Data tied to figure images
━━━━━━━━

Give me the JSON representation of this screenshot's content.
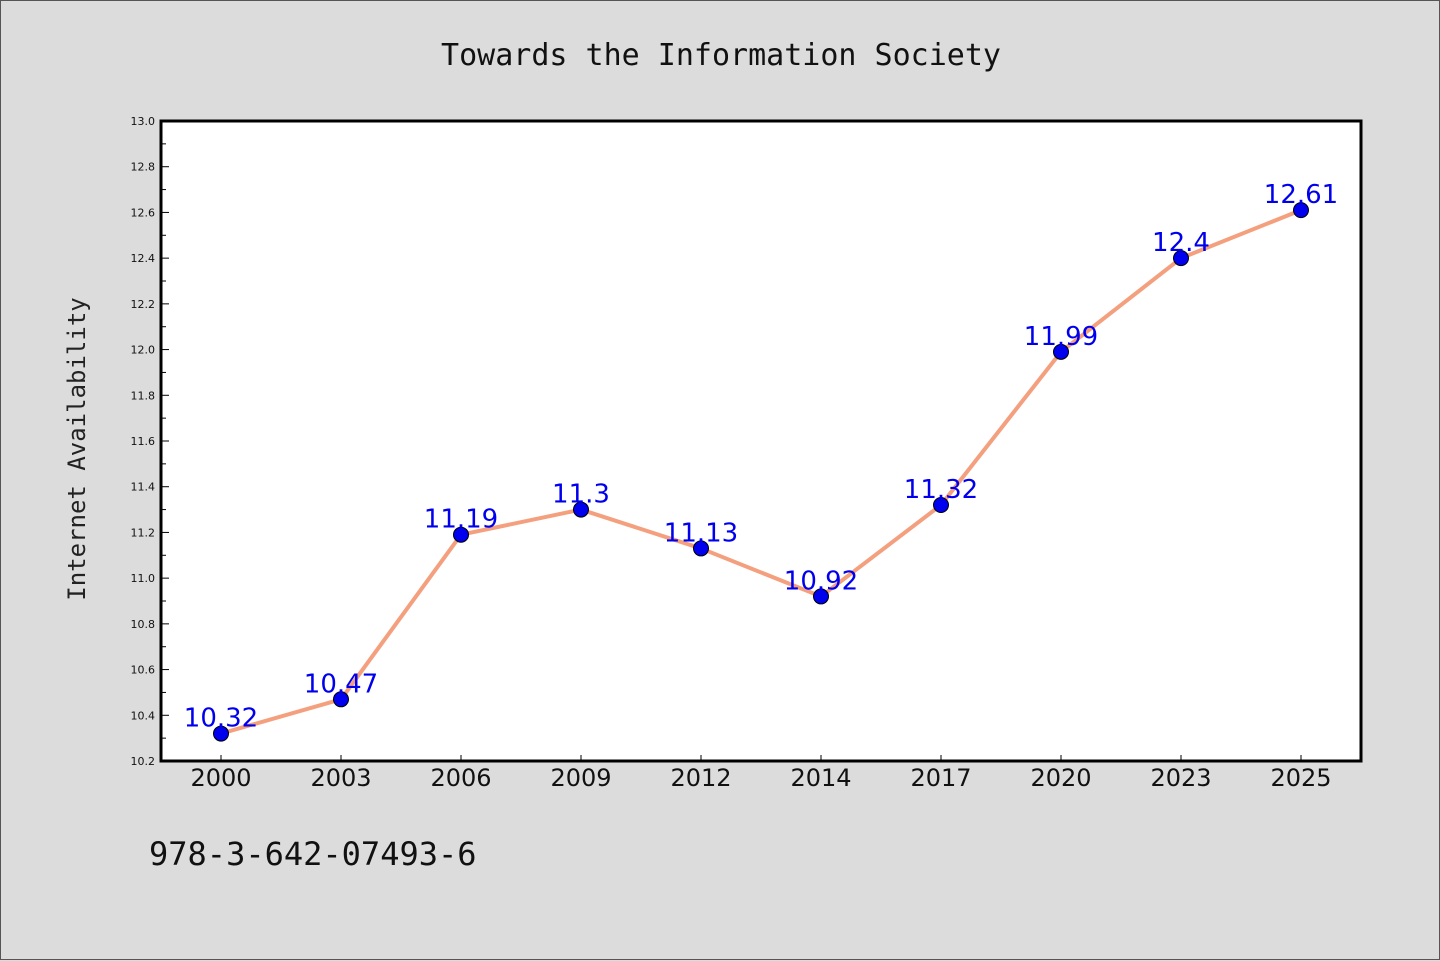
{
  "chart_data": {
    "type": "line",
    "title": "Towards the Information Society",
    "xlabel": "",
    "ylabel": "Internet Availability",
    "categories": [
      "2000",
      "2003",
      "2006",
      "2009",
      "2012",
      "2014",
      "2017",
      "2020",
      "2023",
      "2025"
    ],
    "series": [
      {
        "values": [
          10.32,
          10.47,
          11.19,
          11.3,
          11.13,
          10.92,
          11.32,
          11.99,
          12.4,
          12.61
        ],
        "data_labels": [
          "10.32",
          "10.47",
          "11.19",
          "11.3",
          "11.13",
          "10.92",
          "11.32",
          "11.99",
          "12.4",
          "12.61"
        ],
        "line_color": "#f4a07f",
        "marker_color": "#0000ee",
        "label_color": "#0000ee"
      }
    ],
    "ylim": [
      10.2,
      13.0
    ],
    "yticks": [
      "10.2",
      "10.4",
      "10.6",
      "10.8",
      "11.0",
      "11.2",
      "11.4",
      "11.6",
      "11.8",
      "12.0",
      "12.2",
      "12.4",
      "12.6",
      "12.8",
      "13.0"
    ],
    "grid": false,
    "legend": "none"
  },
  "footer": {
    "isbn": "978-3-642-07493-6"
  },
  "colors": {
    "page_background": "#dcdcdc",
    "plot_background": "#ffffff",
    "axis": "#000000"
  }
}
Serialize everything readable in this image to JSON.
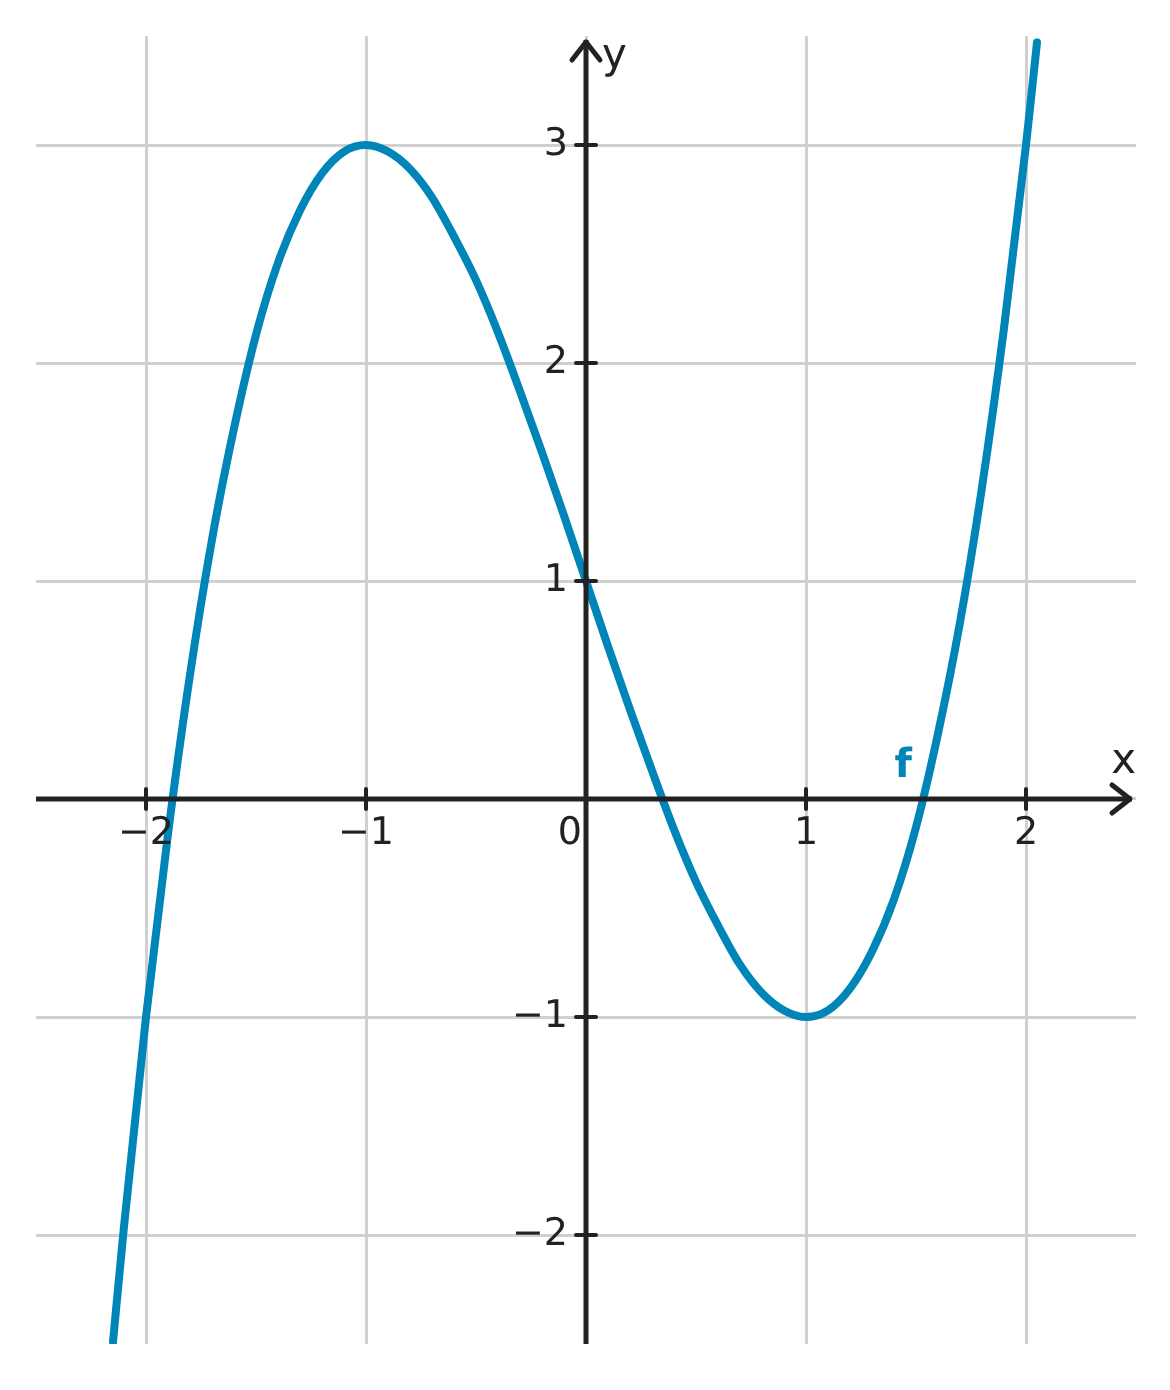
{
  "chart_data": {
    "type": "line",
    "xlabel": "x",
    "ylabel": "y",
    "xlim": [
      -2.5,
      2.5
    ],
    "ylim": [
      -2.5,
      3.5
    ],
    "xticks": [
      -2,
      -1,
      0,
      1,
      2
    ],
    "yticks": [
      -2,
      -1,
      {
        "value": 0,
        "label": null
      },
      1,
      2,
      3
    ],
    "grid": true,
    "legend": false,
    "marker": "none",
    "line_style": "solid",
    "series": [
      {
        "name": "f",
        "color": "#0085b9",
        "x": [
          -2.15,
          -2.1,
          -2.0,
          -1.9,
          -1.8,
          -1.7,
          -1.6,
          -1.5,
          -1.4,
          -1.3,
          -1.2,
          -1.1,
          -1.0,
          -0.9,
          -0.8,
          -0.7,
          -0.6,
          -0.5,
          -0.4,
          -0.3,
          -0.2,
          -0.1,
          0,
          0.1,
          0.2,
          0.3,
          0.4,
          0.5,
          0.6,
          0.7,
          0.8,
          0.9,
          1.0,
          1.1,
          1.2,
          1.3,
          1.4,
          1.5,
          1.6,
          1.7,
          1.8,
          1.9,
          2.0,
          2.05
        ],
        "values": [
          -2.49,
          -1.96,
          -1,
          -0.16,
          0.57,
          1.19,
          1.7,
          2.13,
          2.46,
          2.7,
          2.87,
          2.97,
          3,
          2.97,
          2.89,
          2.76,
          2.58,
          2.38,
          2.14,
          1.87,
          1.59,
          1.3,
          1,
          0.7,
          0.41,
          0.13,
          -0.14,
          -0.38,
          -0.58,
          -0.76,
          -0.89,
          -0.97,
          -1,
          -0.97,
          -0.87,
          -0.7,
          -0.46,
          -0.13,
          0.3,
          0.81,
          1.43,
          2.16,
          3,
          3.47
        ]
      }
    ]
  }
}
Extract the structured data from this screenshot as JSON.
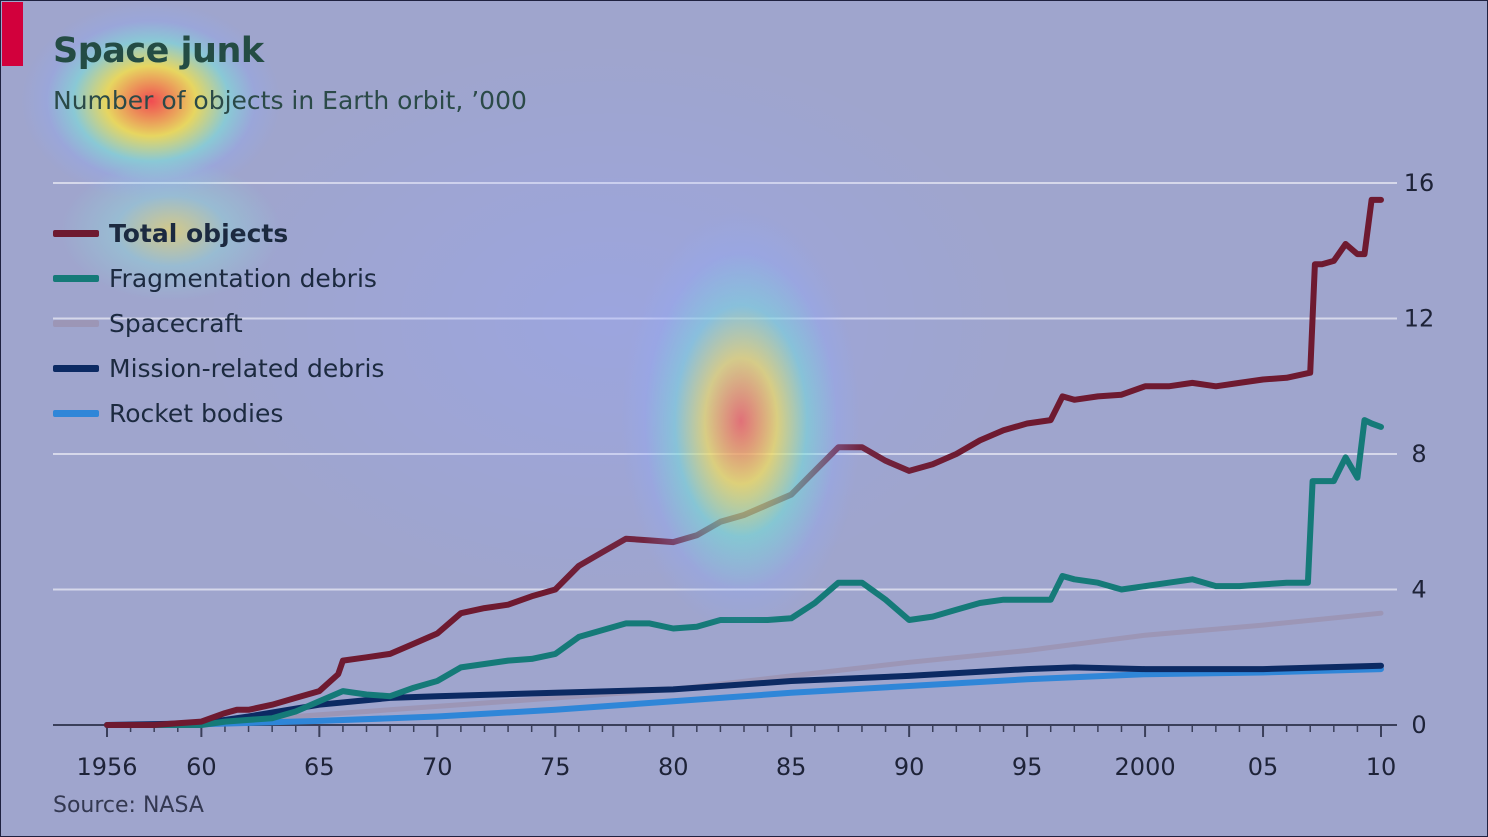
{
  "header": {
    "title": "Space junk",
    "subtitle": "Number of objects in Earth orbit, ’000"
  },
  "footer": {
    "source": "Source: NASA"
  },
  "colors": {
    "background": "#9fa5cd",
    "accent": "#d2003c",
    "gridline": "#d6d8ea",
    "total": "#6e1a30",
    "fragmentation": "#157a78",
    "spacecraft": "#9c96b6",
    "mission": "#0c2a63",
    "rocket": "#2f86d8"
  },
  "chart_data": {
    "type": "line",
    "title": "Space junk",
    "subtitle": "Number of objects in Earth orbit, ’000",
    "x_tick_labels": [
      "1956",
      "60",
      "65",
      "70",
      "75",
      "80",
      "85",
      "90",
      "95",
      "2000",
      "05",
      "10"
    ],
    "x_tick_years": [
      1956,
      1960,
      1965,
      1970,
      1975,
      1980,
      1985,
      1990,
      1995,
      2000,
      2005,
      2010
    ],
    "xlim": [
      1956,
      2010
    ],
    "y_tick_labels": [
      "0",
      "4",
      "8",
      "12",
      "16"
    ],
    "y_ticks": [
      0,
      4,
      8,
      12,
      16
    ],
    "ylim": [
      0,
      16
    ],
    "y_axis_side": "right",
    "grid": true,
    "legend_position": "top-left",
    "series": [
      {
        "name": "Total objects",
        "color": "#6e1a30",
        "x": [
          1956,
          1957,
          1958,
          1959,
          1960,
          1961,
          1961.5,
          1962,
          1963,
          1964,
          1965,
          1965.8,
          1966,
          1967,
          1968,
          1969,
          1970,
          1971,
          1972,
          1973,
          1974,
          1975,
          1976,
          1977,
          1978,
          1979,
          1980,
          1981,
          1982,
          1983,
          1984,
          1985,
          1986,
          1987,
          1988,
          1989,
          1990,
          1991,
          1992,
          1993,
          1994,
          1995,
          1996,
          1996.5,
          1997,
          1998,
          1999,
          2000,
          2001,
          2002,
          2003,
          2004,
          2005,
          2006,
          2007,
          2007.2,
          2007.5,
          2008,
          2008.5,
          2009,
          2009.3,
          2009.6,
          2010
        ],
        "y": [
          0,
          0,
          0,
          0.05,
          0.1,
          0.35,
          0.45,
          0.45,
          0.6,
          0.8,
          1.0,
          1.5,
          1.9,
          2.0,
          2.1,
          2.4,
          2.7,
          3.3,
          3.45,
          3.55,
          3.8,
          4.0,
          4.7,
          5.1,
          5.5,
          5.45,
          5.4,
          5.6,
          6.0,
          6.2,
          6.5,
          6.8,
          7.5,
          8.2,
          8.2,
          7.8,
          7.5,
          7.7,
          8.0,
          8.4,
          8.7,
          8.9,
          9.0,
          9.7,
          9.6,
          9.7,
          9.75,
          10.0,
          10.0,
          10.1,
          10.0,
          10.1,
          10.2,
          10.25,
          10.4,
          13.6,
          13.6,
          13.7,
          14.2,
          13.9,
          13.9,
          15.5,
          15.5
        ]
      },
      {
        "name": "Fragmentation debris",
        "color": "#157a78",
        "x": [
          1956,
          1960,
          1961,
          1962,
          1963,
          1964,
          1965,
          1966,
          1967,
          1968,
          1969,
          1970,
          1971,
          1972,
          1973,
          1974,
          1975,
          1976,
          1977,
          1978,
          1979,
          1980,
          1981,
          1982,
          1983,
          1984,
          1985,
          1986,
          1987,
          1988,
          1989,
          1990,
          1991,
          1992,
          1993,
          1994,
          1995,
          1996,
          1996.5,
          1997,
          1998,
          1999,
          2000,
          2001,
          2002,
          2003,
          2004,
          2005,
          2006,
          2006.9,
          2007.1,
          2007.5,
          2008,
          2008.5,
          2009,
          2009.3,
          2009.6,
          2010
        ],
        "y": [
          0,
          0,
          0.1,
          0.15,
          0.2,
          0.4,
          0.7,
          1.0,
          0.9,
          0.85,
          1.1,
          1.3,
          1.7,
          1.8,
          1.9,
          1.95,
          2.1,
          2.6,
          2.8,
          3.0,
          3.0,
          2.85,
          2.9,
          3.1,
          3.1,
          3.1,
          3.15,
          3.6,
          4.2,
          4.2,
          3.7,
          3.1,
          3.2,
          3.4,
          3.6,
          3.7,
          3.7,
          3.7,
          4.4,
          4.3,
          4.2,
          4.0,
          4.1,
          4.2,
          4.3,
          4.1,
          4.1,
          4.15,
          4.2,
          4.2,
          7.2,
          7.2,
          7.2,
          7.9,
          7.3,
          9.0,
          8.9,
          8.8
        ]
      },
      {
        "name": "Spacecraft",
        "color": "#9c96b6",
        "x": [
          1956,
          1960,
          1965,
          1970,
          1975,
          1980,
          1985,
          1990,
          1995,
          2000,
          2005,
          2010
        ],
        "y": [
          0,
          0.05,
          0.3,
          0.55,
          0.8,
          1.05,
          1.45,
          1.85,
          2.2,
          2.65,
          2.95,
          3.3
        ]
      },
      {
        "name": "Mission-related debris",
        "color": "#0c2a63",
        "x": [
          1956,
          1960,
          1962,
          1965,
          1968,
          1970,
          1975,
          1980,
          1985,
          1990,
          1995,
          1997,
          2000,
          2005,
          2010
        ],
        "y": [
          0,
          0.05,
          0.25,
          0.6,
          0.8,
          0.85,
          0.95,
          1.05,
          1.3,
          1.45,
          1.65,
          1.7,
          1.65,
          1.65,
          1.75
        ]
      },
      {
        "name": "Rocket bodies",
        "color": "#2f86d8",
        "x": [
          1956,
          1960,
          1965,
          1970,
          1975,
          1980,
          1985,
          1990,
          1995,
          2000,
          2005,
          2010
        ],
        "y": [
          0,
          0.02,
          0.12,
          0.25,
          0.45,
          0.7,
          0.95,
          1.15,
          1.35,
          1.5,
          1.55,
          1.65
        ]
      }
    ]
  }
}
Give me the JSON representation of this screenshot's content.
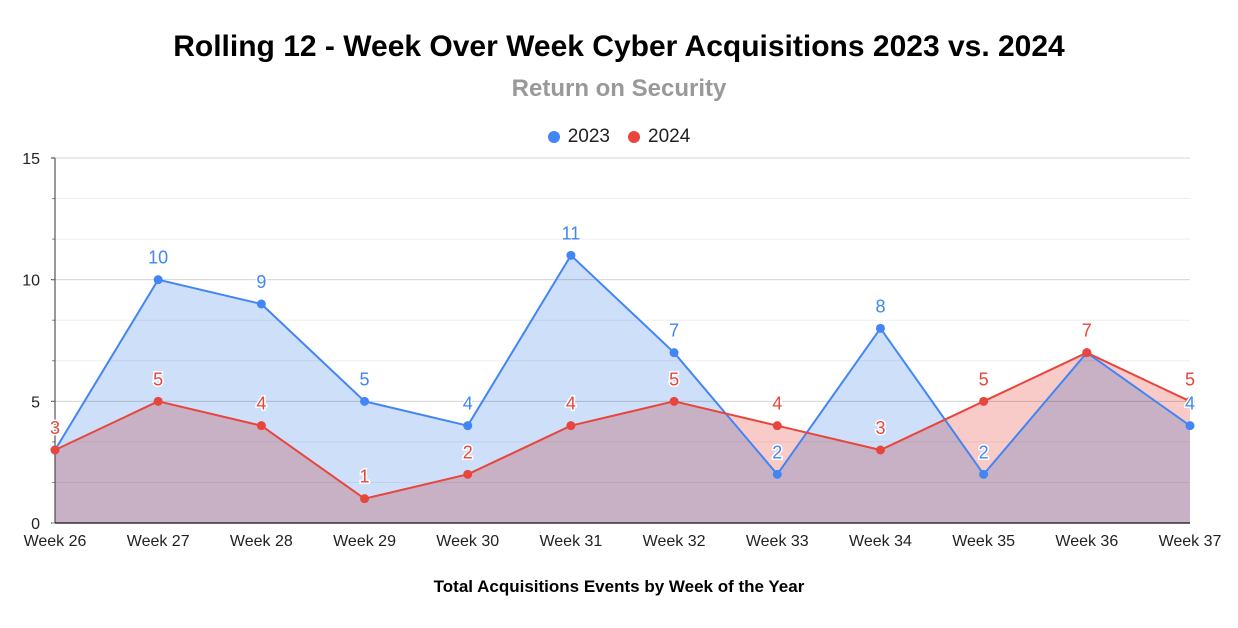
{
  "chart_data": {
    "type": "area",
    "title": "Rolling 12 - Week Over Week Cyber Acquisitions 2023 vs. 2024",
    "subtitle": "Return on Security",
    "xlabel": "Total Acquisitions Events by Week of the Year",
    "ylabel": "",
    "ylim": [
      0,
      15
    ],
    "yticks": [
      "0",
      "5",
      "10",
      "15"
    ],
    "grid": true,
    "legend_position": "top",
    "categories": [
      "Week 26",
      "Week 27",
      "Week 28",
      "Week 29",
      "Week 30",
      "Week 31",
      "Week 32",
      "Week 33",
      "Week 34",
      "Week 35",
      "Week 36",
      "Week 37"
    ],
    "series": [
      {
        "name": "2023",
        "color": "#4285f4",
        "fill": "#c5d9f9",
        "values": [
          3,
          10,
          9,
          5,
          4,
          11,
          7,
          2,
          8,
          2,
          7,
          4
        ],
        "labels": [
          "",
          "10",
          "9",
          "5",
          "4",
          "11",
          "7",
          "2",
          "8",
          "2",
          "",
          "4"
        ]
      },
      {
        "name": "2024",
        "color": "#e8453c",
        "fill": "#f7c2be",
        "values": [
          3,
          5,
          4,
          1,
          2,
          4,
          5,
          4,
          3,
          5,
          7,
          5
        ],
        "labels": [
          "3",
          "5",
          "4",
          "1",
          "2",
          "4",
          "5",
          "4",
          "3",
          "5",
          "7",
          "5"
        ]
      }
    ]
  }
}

━━━━━━━━

## AIM OF THE EXERCISE
Report each line in the preceding entries that holds the string "this".

## CORRECT OUTPUT
Give me the JSON representation of this screenshot's content.
Serialize everything readable in this image to JSON.
Extract the structured data from this screenshot as JSON.
Give me the JSON representation of this screenshot's content.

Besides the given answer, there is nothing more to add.